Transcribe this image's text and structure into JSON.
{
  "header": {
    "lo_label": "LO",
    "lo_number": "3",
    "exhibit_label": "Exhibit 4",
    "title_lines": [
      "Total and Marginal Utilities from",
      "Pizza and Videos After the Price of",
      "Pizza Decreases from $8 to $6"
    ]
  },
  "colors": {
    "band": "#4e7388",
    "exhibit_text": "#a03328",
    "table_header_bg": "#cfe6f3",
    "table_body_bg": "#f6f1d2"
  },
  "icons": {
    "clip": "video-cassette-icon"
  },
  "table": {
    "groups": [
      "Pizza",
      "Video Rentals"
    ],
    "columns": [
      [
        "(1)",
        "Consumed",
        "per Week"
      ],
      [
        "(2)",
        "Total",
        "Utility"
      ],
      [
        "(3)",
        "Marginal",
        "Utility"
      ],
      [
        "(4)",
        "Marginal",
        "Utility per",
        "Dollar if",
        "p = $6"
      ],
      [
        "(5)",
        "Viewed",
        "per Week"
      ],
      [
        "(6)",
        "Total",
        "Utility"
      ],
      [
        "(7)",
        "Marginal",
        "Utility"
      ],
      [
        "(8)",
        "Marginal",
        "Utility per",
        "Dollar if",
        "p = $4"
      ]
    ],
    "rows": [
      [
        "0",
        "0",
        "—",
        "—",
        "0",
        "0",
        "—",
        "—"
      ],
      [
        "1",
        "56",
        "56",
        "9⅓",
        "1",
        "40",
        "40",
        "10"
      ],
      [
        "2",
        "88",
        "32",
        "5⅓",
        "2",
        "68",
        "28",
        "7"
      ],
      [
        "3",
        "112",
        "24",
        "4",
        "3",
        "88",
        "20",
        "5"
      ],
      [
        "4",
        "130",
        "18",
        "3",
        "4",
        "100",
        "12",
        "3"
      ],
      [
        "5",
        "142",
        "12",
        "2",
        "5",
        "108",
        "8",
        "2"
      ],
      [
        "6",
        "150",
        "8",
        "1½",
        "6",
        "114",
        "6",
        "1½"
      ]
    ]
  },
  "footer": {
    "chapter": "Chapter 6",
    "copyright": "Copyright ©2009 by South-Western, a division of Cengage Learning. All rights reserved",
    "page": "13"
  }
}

★ ★ ★

From the first line to the last, retype the data exactly.

Answer to this exercise:
Transcribe this image's text and structure into JSON.
{
  "header": {
    "lo_label": "LO",
    "lo_number": "3",
    "exhibit_label": "Exhibit 4",
    "title_lines": [
      "Total and Marginal Utilities from",
      "Pizza and Videos After the Price of",
      "Pizza Decreases from $8 to $6"
    ]
  },
  "colors": {
    "band": "#4e7388",
    "exhibit_text": "#a03328",
    "table_header_bg": "#cfe6f3",
    "table_body_bg": "#f6f1d2"
  },
  "icons": {
    "clip": "video-cassette-icon"
  },
  "table": {
    "groups": [
      "Pizza",
      "Video Rentals"
    ],
    "columns": [
      [
        "(1)",
        "Consumed",
        "per Week"
      ],
      [
        "(2)",
        "Total",
        "Utility"
      ],
      [
        "(3)",
        "Marginal",
        "Utility"
      ],
      [
        "(4)",
        "Marginal",
        "Utility per",
        "Dollar if",
        "p = $6"
      ],
      [
        "(5)",
        "Viewed",
        "per Week"
      ],
      [
        "(6)",
        "Total",
        "Utility"
      ],
      [
        "(7)",
        "Marginal",
        "Utility"
      ],
      [
        "(8)",
        "Marginal",
        "Utility per",
        "Dollar if",
        "p = $4"
      ]
    ],
    "rows": [
      [
        "0",
        "0",
        "—",
        "—",
        "0",
        "0",
        "—",
        "—"
      ],
      [
        "1",
        "56",
        "56",
        "9⅓",
        "1",
        "40",
        "40",
        "10"
      ],
      [
        "2",
        "88",
        "32",
        "5⅓",
        "2",
        "68",
        "28",
        "7"
      ],
      [
        "3",
        "112",
        "24",
        "4",
        "3",
        "88",
        "20",
        "5"
      ],
      [
        "4",
        "130",
        "18",
        "3",
        "4",
        "100",
        "12",
        "3"
      ],
      [
        "5",
        "142",
        "12",
        "2",
        "5",
        "108",
        "8",
        "2"
      ],
      [
        "6",
        "150",
        "8",
        "1½",
        "6",
        "114",
        "6",
        "1½"
      ]
    ]
  },
  "footer": {
    "chapter": "Chapter 6",
    "copyright": "Copyright ©2009 by South-Western, a division of Cengage Learning. All rights reserved",
    "page": "13"
  }
}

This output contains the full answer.